◆ Description of the task
In the entries below, find every line holding the string "younger" and collect it.

Records about charts and figures
>> begin

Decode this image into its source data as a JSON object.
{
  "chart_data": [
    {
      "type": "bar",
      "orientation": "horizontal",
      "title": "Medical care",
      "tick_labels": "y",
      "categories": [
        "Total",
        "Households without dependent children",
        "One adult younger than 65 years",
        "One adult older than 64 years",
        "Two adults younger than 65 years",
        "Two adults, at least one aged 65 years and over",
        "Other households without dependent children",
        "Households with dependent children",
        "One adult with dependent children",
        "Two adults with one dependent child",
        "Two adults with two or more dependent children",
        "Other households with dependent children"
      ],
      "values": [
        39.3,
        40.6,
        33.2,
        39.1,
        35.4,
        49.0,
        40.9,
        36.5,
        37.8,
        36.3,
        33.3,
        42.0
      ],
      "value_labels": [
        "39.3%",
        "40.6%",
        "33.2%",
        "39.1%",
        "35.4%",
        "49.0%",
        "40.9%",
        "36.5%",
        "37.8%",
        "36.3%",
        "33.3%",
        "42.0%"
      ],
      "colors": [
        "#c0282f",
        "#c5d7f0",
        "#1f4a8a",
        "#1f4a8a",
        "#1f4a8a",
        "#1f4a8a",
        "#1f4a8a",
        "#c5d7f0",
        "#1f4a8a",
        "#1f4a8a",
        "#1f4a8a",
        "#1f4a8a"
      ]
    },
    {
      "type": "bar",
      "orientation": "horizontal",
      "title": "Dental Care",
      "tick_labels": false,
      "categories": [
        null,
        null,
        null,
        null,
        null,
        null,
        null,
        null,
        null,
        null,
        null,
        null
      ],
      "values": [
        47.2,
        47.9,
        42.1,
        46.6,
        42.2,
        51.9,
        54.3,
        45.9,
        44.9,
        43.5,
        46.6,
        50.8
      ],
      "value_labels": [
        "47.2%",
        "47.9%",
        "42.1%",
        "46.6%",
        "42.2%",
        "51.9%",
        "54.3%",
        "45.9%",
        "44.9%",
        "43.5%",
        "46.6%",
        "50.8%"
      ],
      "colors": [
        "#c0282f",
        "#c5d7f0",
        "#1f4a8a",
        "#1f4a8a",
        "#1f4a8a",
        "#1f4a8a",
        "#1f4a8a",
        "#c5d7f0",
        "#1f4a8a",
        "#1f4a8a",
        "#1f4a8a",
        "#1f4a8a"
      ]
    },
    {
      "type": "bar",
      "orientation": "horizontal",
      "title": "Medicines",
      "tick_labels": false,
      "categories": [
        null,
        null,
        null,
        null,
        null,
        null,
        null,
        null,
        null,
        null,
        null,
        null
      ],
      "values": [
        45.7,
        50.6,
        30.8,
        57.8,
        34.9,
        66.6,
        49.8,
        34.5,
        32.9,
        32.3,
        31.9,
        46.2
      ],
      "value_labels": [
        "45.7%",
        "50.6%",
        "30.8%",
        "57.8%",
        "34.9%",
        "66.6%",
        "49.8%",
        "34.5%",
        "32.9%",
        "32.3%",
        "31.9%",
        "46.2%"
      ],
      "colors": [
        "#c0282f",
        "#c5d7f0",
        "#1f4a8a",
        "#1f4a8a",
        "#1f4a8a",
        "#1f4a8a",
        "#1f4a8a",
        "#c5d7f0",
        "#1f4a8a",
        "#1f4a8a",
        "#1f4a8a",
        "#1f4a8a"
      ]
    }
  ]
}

>> end

◆ Result
        "One adult younger than 65 years",
        "Two adults younger than 65 years",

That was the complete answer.